Task requirements:
Leave out the pictures and reproduce all of the data exactly.

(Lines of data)
************

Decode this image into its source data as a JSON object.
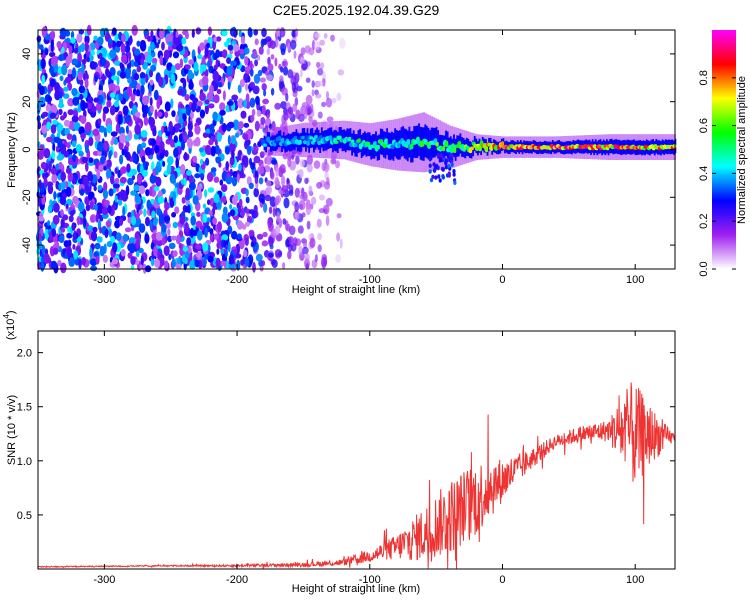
{
  "title": "C2E5.2025.192.04.39.G29",
  "chart_data": [
    {
      "type": "heatmap",
      "title": "",
      "xlabel": "Height of straight line (km)",
      "ylabel": "Frequency (Hz)",
      "xlim": [
        -350,
        130
      ],
      "ylim": [
        -50,
        50
      ],
      "xticks": [
        -300,
        -200,
        -100,
        0,
        100
      ],
      "yticks": [
        -40,
        -20,
        0,
        20,
        40
      ],
      "colorbar": {
        "label": "Normalized spectral amplitude",
        "range": [
          0,
          1
        ],
        "ticks": [
          "0.0",
          "0.2",
          "0.4",
          "0.6",
          "0.8"
        ],
        "colors": [
          "#ffffff",
          "#a020f0",
          "#0000ff",
          "#00ffff",
          "#00ff00",
          "#ffff00",
          "#ff0000",
          "#ff00ff"
        ]
      },
      "noise_region_x": [
        -350,
        -130
      ],
      "signal_band": [
        {
          "x": -180,
          "freq": 3,
          "width": 6,
          "amp": 0.35
        },
        {
          "x": -150,
          "freq": 4,
          "width": 8,
          "amp": 0.4
        },
        {
          "x": -120,
          "freq": 4,
          "width": 9,
          "amp": 0.45
        },
        {
          "x": -100,
          "freq": 2,
          "width": 10,
          "amp": 0.5
        },
        {
          "x": -80,
          "freq": 2,
          "width": 12,
          "amp": 0.45
        },
        {
          "x": -60,
          "freq": 3,
          "width": 14,
          "amp": 0.5
        },
        {
          "x": -40,
          "freq": 1,
          "width": 10,
          "amp": 0.55
        },
        {
          "x": -20,
          "freq": 1,
          "width": 6,
          "amp": 0.7
        },
        {
          "x": 0,
          "freq": 1,
          "width": 5,
          "amp": 0.75
        },
        {
          "x": 40,
          "freq": 1,
          "width": 5,
          "amp": 0.8
        },
        {
          "x": 80,
          "freq": 1,
          "width": 6,
          "amp": 0.8
        },
        {
          "x": 125,
          "freq": 1,
          "width": 6,
          "amp": 0.75
        }
      ]
    },
    {
      "type": "line",
      "title": "",
      "xlabel": "Height of straight line (km)",
      "ylabel": "SNR (10 * v/v)",
      "yscale_note": "(x10",
      "yscale_exp": "4",
      "xlim": [
        -350,
        130
      ],
      "ylim": [
        0,
        2.2
      ],
      "xticks": [
        -300,
        -200,
        -100,
        0,
        100
      ],
      "yticks": [
        0.5,
        1.0,
        1.5,
        2.0
      ],
      "series": [
        {
          "color": "#ee3333",
          "x": [
            -350,
            -250,
            -200,
            -150,
            -120,
            -100,
            -80,
            -60,
            -40,
            -20,
            -10,
            0,
            20,
            40,
            60,
            80,
            95,
            100,
            110,
            120,
            130
          ],
          "y": [
            0.02,
            0.03,
            0.03,
            0.04,
            0.06,
            0.12,
            0.2,
            0.32,
            0.48,
            0.65,
            0.75,
            0.82,
            1.0,
            1.18,
            1.25,
            1.28,
            1.28,
            1.22,
            1.25,
            1.22,
            1.22
          ],
          "spread": [
            0.005,
            0.005,
            0.01,
            0.02,
            0.03,
            0.06,
            0.12,
            0.25,
            0.35,
            0.35,
            0.3,
            0.2,
            0.1,
            0.06,
            0.08,
            0.1,
            0.45,
            0.5,
            0.3,
            0.15,
            0.03
          ]
        }
      ]
    }
  ]
}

************

Reply:
Decode this image into its source data as a JSON object.
{
  "title": "C2E5.2025.192.04.39.G29",
  "chart_data": [
    {
      "type": "heatmap",
      "title": "",
      "xlabel": "Height of straight line (km)",
      "ylabel": "Frequency (Hz)",
      "xlim": [
        -350,
        130
      ],
      "ylim": [
        -50,
        50
      ],
      "xticks": [
        -300,
        -200,
        -100,
        0,
        100
      ],
      "yticks": [
        -40,
        -20,
        0,
        20,
        40
      ],
      "colorbar": {
        "label": "Normalized spectral amplitude",
        "range": [
          0,
          1
        ],
        "ticks": [
          "0.0",
          "0.2",
          "0.4",
          "0.6",
          "0.8"
        ],
        "colors": [
          "#ffffff",
          "#a020f0",
          "#0000ff",
          "#00ffff",
          "#00ff00",
          "#ffff00",
          "#ff0000",
          "#ff00ff"
        ]
      },
      "noise_region_x": [
        -350,
        -130
      ],
      "signal_band": [
        {
          "x": -180,
          "freq": 3,
          "width": 6,
          "amp": 0.35
        },
        {
          "x": -150,
          "freq": 4,
          "width": 8,
          "amp": 0.4
        },
        {
          "x": -120,
          "freq": 4,
          "width": 9,
          "amp": 0.45
        },
        {
          "x": -100,
          "freq": 2,
          "width": 10,
          "amp": 0.5
        },
        {
          "x": -80,
          "freq": 2,
          "width": 12,
          "amp": 0.45
        },
        {
          "x": -60,
          "freq": 3,
          "width": 14,
          "amp": 0.5
        },
        {
          "x": -40,
          "freq": 1,
          "width": 10,
          "amp": 0.55
        },
        {
          "x": -20,
          "freq": 1,
          "width": 6,
          "amp": 0.7
        },
        {
          "x": 0,
          "freq": 1,
          "width": 5,
          "amp": 0.75
        },
        {
          "x": 40,
          "freq": 1,
          "width": 5,
          "amp": 0.8
        },
        {
          "x": 80,
          "freq": 1,
          "width": 6,
          "amp": 0.8
        },
        {
          "x": 125,
          "freq": 1,
          "width": 6,
          "amp": 0.75
        }
      ]
    },
    {
      "type": "line",
      "title": "",
      "xlabel": "Height of straight line (km)",
      "ylabel": "SNR (10 * v/v)",
      "yscale_note": "(x10",
      "yscale_exp": "4",
      "xlim": [
        -350,
        130
      ],
      "ylim": [
        0,
        2.2
      ],
      "xticks": [
        -300,
        -200,
        -100,
        0,
        100
      ],
      "yticks": [
        0.5,
        1.0,
        1.5,
        2.0
      ],
      "series": [
        {
          "color": "#ee3333",
          "x": [
            -350,
            -250,
            -200,
            -150,
            -120,
            -100,
            -80,
            -60,
            -40,
            -20,
            -10,
            0,
            20,
            40,
            60,
            80,
            95,
            100,
            110,
            120,
            130
          ],
          "y": [
            0.02,
            0.03,
            0.03,
            0.04,
            0.06,
            0.12,
            0.2,
            0.32,
            0.48,
            0.65,
            0.75,
            0.82,
            1.0,
            1.18,
            1.25,
            1.28,
            1.28,
            1.22,
            1.25,
            1.22,
            1.22
          ],
          "spread": [
            0.005,
            0.005,
            0.01,
            0.02,
            0.03,
            0.06,
            0.12,
            0.25,
            0.35,
            0.35,
            0.3,
            0.2,
            0.1,
            0.06,
            0.08,
            0.1,
            0.45,
            0.5,
            0.3,
            0.15,
            0.03
          ]
        }
      ]
    }
  ]
}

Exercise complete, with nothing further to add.